EXERCISE REQUIREMENTS: Each record is to be printed again precisely as it reads.

EXERCISE MATERIAL:
__________

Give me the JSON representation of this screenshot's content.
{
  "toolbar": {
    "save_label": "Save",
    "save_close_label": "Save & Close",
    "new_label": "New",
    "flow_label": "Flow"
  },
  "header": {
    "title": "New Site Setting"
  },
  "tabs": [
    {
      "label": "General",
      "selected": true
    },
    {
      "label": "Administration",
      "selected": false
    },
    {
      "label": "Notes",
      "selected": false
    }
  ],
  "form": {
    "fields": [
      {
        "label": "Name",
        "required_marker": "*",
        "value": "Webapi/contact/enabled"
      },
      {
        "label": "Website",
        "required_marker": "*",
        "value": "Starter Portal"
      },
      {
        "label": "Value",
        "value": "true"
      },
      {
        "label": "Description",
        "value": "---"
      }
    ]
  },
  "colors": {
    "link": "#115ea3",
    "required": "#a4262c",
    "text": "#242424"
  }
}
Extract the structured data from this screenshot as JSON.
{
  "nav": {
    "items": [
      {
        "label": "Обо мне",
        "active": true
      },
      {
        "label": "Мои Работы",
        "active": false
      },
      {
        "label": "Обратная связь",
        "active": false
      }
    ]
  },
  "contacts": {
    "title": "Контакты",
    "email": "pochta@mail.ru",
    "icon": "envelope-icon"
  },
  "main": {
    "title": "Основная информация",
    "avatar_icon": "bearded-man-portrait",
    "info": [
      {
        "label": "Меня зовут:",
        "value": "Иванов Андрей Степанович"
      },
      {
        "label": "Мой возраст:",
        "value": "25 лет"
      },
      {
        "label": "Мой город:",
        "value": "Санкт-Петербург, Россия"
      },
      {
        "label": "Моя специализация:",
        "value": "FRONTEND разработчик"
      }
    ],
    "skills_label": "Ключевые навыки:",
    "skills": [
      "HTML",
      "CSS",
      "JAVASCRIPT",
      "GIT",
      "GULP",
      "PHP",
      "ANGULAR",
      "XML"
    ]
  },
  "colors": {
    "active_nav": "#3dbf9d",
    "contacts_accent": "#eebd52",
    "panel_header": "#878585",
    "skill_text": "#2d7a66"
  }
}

__________

EXERCISE SOLUTION:
Give me the JSON representation of this screenshot's content.
{
  "toolbar": {
    "save_label": "Save",
    "save_close_label": "Save & Close",
    "new_label": "New",
    "flow_label": "Flow"
  },
  "header": {
    "title": "New Site Setting"
  },
  "tabs": [
    {
      "label": "General",
      "selected": true
    },
    {
      "label": "Administration",
      "selected": false
    },
    {
      "label": "Notes",
      "selected": false
    }
  ],
  "form": {
    "fields": [
      {
        "label": "Name",
        "required_marker": "*",
        "value": "Webapi/contact/enabled"
      },
      {
        "label": "Website",
        "required_marker": "*",
        "value": "Starter Portal"
      },
      {
        "label": "Value",
        "value": "true"
      },
      {
        "label": "Description",
        "value": "---"
      }
    ]
  },
  "colors": {
    "link": "#115ea3",
    "required": "#a4262c",
    "text": "#242424"
  }
}
Extract the structured data from this screenshot as JSON.
{
  "nav": {
    "items": [
      {
        "label": "Обо мне",
        "active": true
      },
      {
        "label": "Мои Работы",
        "active": false
      },
      {
        "label": "Обратная связь",
        "active": false
      }
    ]
  },
  "contacts": {
    "title": "Контакты",
    "email": "pochta@mail.ru",
    "icon": "envelope-icon"
  },
  "main": {
    "title": "Основная информация",
    "avatar_icon": "bearded-man-portrait",
    "info": [
      {
        "label": "Меня зовут:",
        "value": "Иванов Андрей Степанович"
      },
      {
        "label": "Мой возраст:",
        "value": "25 лет"
      },
      {
        "label": "Мой город:",
        "value": "Санкт-Петербург, Россия"
      },
      {
        "label": "Моя специализация:",
        "value": "FRONTEND разработчик"
      }
    ],
    "skills_label": "Ключевые навыки:",
    "skills": [
      "HTML",
      "CSS",
      "JAVASCRIPT",
      "GIT",
      "GULP",
      "PHP",
      "ANGULAR",
      "XML"
    ]
  },
  "colors": {
    "active_nav": "#3dbf9d",
    "contacts_accent": "#eebd52",
    "panel_header": "#878585",
    "skill_text": "#2d7a66"
  }
}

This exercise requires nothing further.